Short exercise: Report how many lines of these entries hold the string "name"; reply with the number alone.
═════ Exercise inputs
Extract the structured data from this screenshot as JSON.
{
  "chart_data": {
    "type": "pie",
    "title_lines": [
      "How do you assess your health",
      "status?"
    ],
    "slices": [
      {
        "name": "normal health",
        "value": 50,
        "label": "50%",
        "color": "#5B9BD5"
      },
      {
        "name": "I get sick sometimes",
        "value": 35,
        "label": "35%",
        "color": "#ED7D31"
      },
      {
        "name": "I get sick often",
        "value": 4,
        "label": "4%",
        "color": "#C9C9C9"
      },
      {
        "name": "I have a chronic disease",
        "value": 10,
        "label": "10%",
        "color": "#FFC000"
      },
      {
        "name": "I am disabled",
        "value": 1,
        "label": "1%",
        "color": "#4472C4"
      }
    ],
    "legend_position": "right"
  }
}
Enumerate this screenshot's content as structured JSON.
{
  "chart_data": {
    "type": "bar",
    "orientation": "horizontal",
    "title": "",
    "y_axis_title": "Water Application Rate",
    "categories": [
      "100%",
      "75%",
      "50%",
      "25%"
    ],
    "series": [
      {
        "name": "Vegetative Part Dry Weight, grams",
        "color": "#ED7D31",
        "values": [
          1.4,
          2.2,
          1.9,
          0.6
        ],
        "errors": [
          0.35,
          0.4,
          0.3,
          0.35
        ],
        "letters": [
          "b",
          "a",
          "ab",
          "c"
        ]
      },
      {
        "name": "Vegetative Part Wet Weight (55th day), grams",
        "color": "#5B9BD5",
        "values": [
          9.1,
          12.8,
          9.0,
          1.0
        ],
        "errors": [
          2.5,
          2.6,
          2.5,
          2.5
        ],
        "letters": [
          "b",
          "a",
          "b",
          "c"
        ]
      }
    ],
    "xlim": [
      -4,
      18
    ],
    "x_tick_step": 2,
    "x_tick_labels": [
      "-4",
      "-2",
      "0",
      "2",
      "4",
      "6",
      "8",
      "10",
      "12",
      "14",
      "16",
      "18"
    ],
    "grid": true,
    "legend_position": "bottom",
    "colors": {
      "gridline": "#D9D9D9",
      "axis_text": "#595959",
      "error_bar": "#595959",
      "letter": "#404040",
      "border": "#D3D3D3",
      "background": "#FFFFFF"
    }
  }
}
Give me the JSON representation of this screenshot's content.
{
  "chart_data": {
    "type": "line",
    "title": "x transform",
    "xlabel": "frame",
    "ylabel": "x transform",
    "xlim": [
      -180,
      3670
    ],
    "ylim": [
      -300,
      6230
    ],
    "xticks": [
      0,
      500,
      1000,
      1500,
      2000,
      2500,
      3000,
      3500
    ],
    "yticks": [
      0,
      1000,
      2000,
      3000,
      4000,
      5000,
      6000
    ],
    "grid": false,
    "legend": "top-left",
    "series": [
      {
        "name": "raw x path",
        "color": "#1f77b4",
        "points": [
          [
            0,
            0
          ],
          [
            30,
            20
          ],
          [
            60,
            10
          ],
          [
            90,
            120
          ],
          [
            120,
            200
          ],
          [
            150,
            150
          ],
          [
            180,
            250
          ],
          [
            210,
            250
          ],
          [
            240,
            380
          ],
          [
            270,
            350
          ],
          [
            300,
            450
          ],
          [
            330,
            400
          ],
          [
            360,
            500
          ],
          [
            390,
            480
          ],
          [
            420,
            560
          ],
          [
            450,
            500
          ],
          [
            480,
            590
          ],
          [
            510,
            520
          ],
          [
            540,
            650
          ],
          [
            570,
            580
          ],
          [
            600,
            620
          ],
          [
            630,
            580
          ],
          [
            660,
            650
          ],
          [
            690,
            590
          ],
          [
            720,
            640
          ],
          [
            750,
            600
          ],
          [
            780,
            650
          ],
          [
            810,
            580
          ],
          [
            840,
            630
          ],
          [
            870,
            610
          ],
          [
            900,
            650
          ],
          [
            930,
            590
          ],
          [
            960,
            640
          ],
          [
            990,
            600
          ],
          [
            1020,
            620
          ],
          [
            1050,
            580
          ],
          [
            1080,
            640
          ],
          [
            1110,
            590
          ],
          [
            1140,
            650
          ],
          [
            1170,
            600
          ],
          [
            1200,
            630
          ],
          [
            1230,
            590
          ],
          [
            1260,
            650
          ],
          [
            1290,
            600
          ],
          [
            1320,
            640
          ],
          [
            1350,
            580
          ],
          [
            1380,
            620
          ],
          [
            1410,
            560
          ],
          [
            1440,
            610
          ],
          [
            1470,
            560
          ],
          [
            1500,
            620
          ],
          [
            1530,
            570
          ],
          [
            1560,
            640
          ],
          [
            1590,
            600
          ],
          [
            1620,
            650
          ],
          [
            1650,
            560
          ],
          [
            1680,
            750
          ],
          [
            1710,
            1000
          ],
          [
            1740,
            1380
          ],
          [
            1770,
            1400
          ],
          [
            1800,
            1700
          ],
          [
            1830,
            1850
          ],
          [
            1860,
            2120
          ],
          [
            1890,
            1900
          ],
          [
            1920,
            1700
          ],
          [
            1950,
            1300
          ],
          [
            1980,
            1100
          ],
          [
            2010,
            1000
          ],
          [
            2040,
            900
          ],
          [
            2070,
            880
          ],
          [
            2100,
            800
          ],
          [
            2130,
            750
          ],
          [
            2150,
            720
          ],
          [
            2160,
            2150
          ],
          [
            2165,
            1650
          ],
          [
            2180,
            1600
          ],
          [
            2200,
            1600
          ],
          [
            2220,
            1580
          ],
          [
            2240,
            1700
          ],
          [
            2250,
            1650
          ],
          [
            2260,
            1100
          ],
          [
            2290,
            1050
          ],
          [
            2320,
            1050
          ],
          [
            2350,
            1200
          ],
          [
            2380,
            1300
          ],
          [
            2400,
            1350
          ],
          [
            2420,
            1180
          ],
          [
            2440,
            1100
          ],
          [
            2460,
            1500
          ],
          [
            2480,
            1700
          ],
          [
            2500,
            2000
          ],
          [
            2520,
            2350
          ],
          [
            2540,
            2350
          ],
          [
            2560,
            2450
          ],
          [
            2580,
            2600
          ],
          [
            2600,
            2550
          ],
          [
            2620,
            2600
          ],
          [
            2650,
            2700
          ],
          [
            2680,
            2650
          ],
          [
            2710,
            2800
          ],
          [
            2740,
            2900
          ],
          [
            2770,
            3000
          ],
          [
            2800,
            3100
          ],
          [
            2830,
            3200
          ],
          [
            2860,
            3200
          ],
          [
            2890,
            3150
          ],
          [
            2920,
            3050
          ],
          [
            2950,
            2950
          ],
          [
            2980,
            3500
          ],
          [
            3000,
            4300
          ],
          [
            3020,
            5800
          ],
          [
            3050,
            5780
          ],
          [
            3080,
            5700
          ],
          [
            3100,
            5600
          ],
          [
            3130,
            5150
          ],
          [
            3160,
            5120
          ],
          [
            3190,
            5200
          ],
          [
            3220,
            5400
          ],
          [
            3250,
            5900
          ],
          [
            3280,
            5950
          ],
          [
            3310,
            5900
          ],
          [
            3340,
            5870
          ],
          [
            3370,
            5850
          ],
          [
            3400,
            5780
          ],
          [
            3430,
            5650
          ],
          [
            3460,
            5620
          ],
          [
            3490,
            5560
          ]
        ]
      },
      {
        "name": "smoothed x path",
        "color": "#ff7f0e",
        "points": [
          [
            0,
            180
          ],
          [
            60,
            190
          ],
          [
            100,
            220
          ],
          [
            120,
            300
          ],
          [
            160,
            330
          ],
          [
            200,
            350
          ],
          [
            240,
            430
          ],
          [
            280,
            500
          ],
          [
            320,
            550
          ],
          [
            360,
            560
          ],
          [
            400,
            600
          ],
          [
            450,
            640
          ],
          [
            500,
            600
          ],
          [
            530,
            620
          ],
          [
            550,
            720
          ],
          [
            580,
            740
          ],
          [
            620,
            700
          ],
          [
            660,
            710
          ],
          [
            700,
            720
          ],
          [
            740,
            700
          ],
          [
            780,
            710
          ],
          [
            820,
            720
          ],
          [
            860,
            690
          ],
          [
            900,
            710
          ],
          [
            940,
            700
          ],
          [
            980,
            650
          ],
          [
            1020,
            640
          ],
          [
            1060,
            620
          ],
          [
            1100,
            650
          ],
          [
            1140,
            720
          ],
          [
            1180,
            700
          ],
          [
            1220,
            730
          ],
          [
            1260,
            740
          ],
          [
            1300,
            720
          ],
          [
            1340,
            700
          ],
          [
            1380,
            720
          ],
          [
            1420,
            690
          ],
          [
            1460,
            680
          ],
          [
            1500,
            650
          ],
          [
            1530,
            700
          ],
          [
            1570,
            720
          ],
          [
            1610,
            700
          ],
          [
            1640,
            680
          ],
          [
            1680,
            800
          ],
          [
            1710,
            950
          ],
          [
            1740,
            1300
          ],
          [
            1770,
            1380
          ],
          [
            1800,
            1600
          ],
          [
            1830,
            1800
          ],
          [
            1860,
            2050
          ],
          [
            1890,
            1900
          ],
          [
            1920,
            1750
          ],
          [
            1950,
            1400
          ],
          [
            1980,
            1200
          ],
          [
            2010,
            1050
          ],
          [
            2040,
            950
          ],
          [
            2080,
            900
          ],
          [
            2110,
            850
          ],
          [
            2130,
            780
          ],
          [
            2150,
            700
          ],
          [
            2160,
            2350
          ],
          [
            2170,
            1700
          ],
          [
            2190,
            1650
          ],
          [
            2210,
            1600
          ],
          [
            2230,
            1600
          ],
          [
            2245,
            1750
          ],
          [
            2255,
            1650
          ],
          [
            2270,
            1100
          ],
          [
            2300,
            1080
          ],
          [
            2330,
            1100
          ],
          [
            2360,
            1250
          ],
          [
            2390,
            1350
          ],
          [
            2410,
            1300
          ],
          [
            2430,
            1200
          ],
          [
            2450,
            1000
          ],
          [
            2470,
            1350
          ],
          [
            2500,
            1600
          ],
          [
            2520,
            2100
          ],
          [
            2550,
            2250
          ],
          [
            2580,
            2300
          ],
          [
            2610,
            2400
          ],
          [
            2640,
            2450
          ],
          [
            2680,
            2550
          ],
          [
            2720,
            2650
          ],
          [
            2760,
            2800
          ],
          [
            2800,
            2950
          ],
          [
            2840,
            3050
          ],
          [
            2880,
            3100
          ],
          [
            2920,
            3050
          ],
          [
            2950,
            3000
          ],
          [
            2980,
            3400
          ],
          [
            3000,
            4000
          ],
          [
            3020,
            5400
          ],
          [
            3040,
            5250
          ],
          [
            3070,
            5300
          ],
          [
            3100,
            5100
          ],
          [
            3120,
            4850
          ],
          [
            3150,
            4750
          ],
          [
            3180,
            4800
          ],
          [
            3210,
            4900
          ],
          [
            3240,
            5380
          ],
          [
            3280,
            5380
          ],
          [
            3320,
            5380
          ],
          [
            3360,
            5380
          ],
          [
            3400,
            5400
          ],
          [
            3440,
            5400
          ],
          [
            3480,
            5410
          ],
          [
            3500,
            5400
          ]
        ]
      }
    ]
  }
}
══════════
Exercise response: 9